> [INSTRUCTIONS FOR THE TASK]
Pull out each line of the records holding the string "JSON".

> [GIVEN ENTRIES]
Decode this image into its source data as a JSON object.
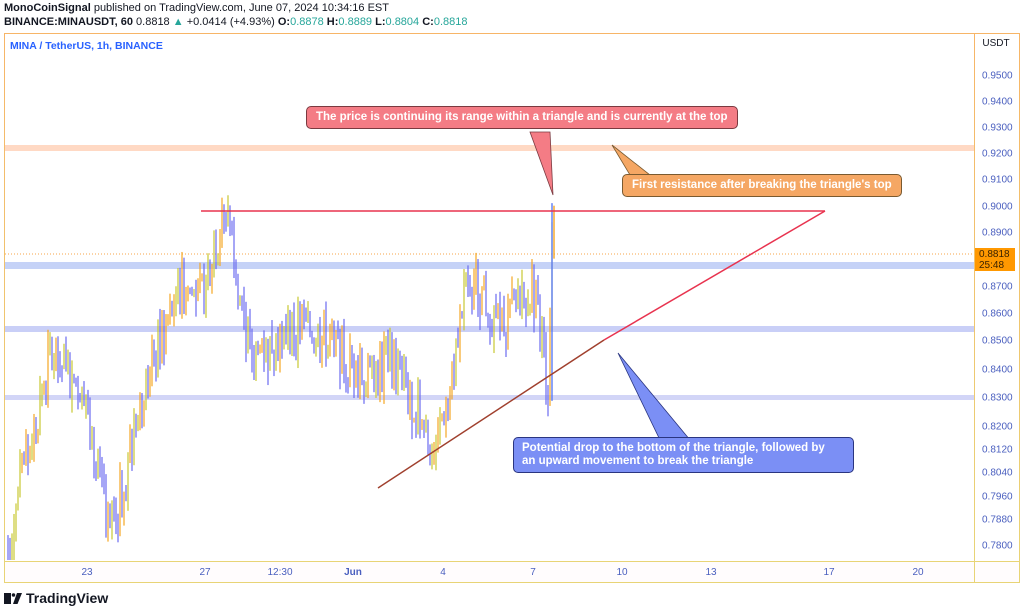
{
  "header": {
    "author": "MonoCoinSignal",
    "published_text": " published on TradingView.com, June 07, 2024 10:34:16 EST",
    "symbol": "BINANCE:MINAUSDT, 60",
    "last": "0.8818",
    "change_arrow": "▲",
    "change": "+0.0414 (+4.93%)",
    "ohlc": {
      "o_label": "O:",
      "o": "0.8878",
      "h_label": "H:",
      "h": "0.8889",
      "l_label": "L:",
      "l": "0.8804",
      "c_label": "C:",
      "c": "0.8818"
    }
  },
  "chart_data": {
    "type": "candlestick",
    "title": "MINA / TetherUS, 1h, BINANCE",
    "currency": "USDT",
    "y_ticks": [
      "0.9500",
      "0.9400",
      "0.9300",
      "0.9200",
      "0.9100",
      "0.9000",
      "0.8900",
      "0.8700",
      "0.8600",
      "0.8500",
      "0.8400",
      "0.8300",
      "0.8200",
      "0.8120",
      "0.8040",
      "0.7960",
      "0.7880",
      "0.7800"
    ],
    "x_ticks": [
      "23",
      "27",
      "12:30",
      "Jun",
      "4",
      "7",
      "10",
      "13",
      "17",
      "20"
    ],
    "current_price": "0.8818",
    "countdown": "25:48",
    "colors": {
      "up": "#f5a623",
      "down": "#6b6bf0",
      "up_alt": "#c8c832",
      "triangle": "#e8334f",
      "support_band": "#c5d2f7",
      "resistance_band": "#ffd9c4"
    },
    "horizontal_levels": [
      {
        "name": "resistance-zone",
        "price": 0.9215,
        "color": "#ffd9c4"
      },
      {
        "name": "support-1",
        "price": 0.877,
        "color": "#c5d2f7"
      },
      {
        "name": "support-2",
        "price": 0.8545,
        "color": "#c5d2f7"
      },
      {
        "name": "support-3",
        "price": 0.83,
        "color": "#d2d2f7"
      }
    ],
    "triangle": {
      "top_line": {
        "from_x": "26 May",
        "to_x": "~17 Jun",
        "price": 0.8975
      },
      "bottom_line": {
        "from_price": 0.799,
        "to_price": 0.8975
      }
    },
    "price_series_approx": [
      {
        "x": "20 May",
        "price": 0.78
      },
      {
        "x": "21 May",
        "price": 0.845
      },
      {
        "x": "22 May",
        "price": 0.835
      },
      {
        "x": "23 May",
        "price": 0.78
      },
      {
        "x": "24 May",
        "price": 0.84
      },
      {
        "x": "25 May",
        "price": 0.87
      },
      {
        "x": "26 May",
        "price": 0.865
      },
      {
        "x": "27 May",
        "price": 0.9
      },
      {
        "x": "28 May",
        "price": 0.845
      },
      {
        "x": "29 May",
        "price": 0.855
      },
      {
        "x": "30 May",
        "price": 0.85
      },
      {
        "x": "31 May",
        "price": 0.835
      },
      {
        "x": "1 Jun",
        "price": 0.845
      },
      {
        "x": "2 Jun",
        "price": 0.83
      },
      {
        "x": "3 Jun",
        "price": 0.81
      },
      {
        "x": "4 Jun",
        "price": 0.875
      },
      {
        "x": "5 Jun",
        "price": 0.855
      },
      {
        "x": "6 Jun",
        "price": 0.87
      },
      {
        "x": "7 Jun",
        "price": 0.835
      },
      {
        "x": "7 Jun late",
        "price": 0.9
      },
      {
        "x": "8 Jun",
        "price": 0.8818
      }
    ]
  },
  "annotations": [
    {
      "name": "callout-top",
      "text": "The price is continuing its range within a triangle and is currently at the top",
      "color": "#f47c85"
    },
    {
      "name": "callout-resistance",
      "text": "First resistance after breaking the triangle's top",
      "color": "#f5a764"
    },
    {
      "name": "callout-bottom",
      "text_line1": "Potential drop to the bottom of the triangle, followed by",
      "text_line2": "an upward movement to break the triangle",
      "color": "#7b8ff5"
    }
  ],
  "footer": {
    "brand": "TradingView"
  }
}
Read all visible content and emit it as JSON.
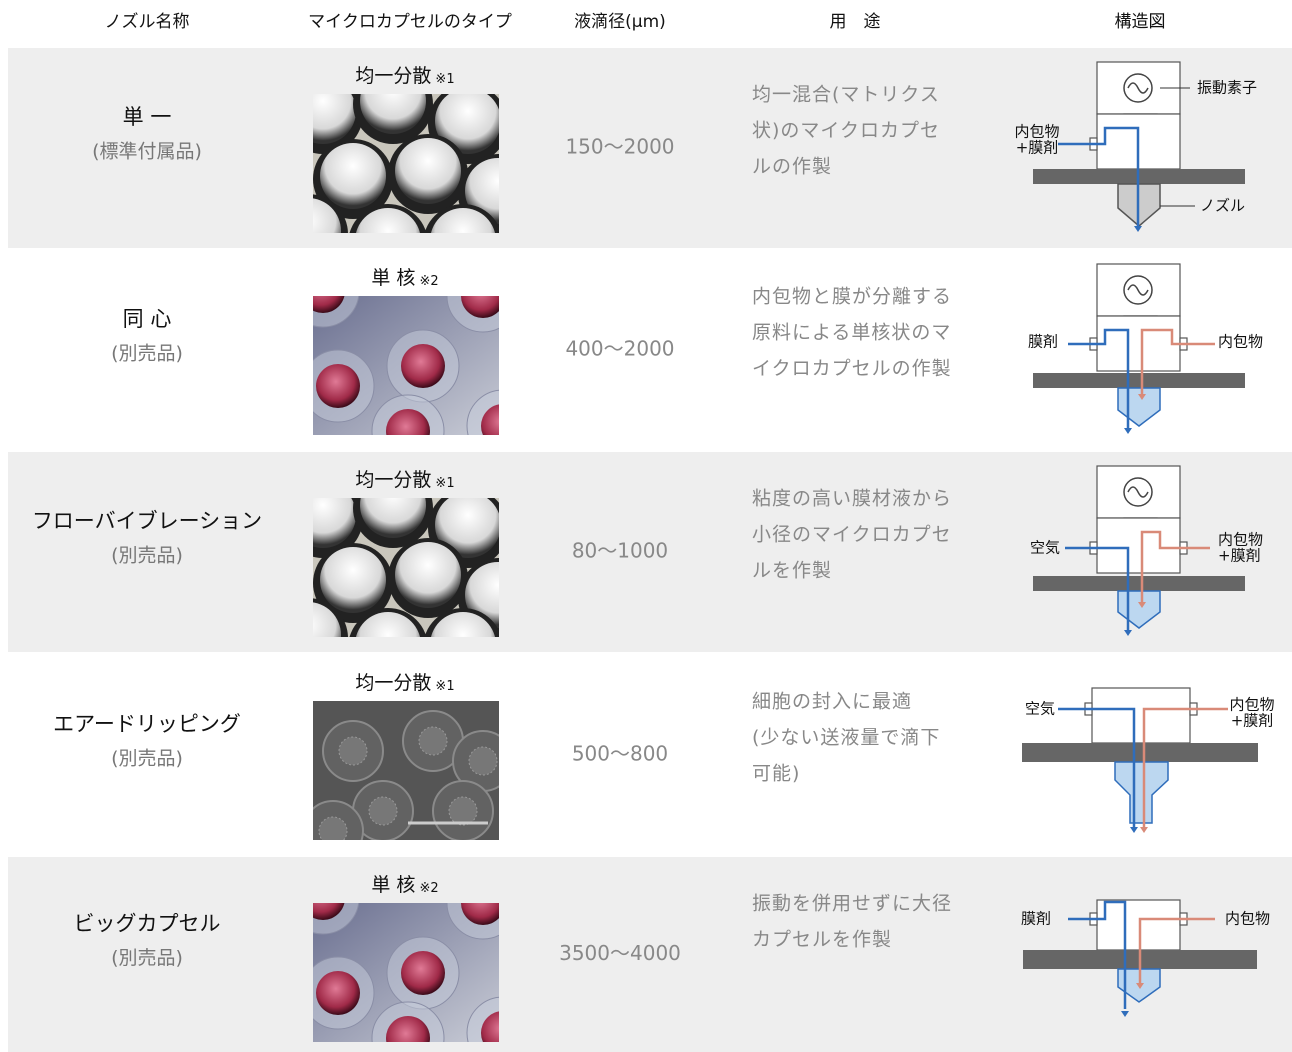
{
  "table": {
    "headers": [
      "ノズル名称",
      "マイクロカプセルのタイプ",
      "液滴径(μm)",
      "用　途",
      "構造図"
    ],
    "rows": [
      {
        "name": "単 一",
        "note": "(標準付属品)",
        "capsule_type": "均一分散",
        "footnote": "※1",
        "size": "150〜2000",
        "use": [
          "均一混合(マトリクス",
          "状)のマイクロカプセ",
          "ルの作製"
        ],
        "diagram_labels": [
          [
            "振動素子"
          ],
          [
            "内包物",
            "+膜剤"
          ],
          [
            "ノズル"
          ]
        ]
      },
      {
        "name": "同 心",
        "note": "(別売品)",
        "capsule_type": "単 核",
        "footnote": "※2",
        "size": "400〜2000",
        "use": [
          "内包物と膜が分離する",
          "原料による単核状のマ",
          "イクロカプセルの作製"
        ],
        "diagram_labels": [
          [
            "膜剤"
          ],
          [
            "内包物"
          ]
        ]
      },
      {
        "name": "フローバイブレーション",
        "note": "(別売品)",
        "capsule_type": "均一分散",
        "footnote": "※1",
        "size": "80〜1000",
        "use": [
          "粘度の高い膜材液から",
          "小径のマイクロカプセ",
          "ルを作製"
        ],
        "diagram_labels": [
          [
            "空気"
          ],
          [
            "内包物",
            "+膜剤"
          ]
        ]
      },
      {
        "name": "エアードリッピング",
        "note": "(別売品)",
        "capsule_type": "均一分散",
        "footnote": "※1",
        "size": "500〜800",
        "use": [
          "細胞の封入に最適",
          "(少ない送液量で滴下",
          "可能)"
        ],
        "diagram_labels": [
          [
            "空気"
          ],
          [
            "内包物",
            "+膜剤"
          ]
        ]
      },
      {
        "name": "ビッグカプセル",
        "note": "(別売品)",
        "capsule_type": "単 核",
        "footnote": "※2",
        "size": "3500〜4000",
        "use": [
          "振動を併用せずに大径",
          "カプセルを作製"
        ],
        "diagram_labels": [
          [
            "膜剤"
          ],
          [
            "内包物"
          ]
        ]
      }
    ]
  }
}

> [SOLUTION TO THIS TASK]
Decode this image into its source data as a JSON object.
Read all visible content and emit it as JSON.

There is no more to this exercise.